# [SUPPLIED MATERIAL]
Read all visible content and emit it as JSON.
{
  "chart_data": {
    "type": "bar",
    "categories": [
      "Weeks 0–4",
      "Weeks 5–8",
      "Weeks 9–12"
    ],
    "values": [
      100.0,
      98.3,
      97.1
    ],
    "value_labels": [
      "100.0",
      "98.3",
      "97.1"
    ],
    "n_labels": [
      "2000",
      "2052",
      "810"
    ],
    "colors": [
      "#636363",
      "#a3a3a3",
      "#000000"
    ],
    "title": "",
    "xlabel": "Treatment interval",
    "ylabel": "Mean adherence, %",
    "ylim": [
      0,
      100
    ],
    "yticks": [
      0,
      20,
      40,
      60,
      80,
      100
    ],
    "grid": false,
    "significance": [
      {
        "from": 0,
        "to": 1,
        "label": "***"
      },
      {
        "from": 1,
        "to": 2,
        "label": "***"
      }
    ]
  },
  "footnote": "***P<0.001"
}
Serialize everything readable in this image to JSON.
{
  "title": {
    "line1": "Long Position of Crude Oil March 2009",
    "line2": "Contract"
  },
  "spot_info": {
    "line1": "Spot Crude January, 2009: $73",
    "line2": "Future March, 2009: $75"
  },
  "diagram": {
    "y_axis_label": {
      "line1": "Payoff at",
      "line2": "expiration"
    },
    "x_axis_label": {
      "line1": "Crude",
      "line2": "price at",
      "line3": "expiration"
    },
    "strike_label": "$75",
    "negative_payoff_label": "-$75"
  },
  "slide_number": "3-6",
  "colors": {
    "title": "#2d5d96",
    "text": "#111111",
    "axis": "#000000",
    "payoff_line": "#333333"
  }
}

# [TASK DESCRIPTION]
Please quote every record above exactly as it appears.

# [FINAL RESULT]
Read all visible content and emit it as JSON.
{
  "chart_data": {
    "type": "bar",
    "categories": [
      "Weeks 0–4",
      "Weeks 5–8",
      "Weeks 9–12"
    ],
    "values": [
      100.0,
      98.3,
      97.1
    ],
    "value_labels": [
      "100.0",
      "98.3",
      "97.1"
    ],
    "n_labels": [
      "2000",
      "2052",
      "810"
    ],
    "colors": [
      "#636363",
      "#a3a3a3",
      "#000000"
    ],
    "title": "",
    "xlabel": "Treatment interval",
    "ylabel": "Mean adherence, %",
    "ylim": [
      0,
      100
    ],
    "yticks": [
      0,
      20,
      40,
      60,
      80,
      100
    ],
    "grid": false,
    "significance": [
      {
        "from": 0,
        "to": 1,
        "label": "***"
      },
      {
        "from": 1,
        "to": 2,
        "label": "***"
      }
    ]
  },
  "footnote": "***P<0.001"
}
Serialize everything readable in this image to JSON.
{
  "title": {
    "line1": "Long Position of Crude Oil March 2009",
    "line2": "Contract"
  },
  "spot_info": {
    "line1": "Spot Crude January, 2009: $73",
    "line2": "Future March, 2009: $75"
  },
  "diagram": {
    "y_axis_label": {
      "line1": "Payoff at",
      "line2": "expiration"
    },
    "x_axis_label": {
      "line1": "Crude",
      "line2": "price at",
      "line3": "expiration"
    },
    "strike_label": "$75",
    "negative_payoff_label": "-$75"
  },
  "slide_number": "3-6",
  "colors": {
    "title": "#2d5d96",
    "text": "#111111",
    "axis": "#000000",
    "payoff_line": "#333333"
  }
}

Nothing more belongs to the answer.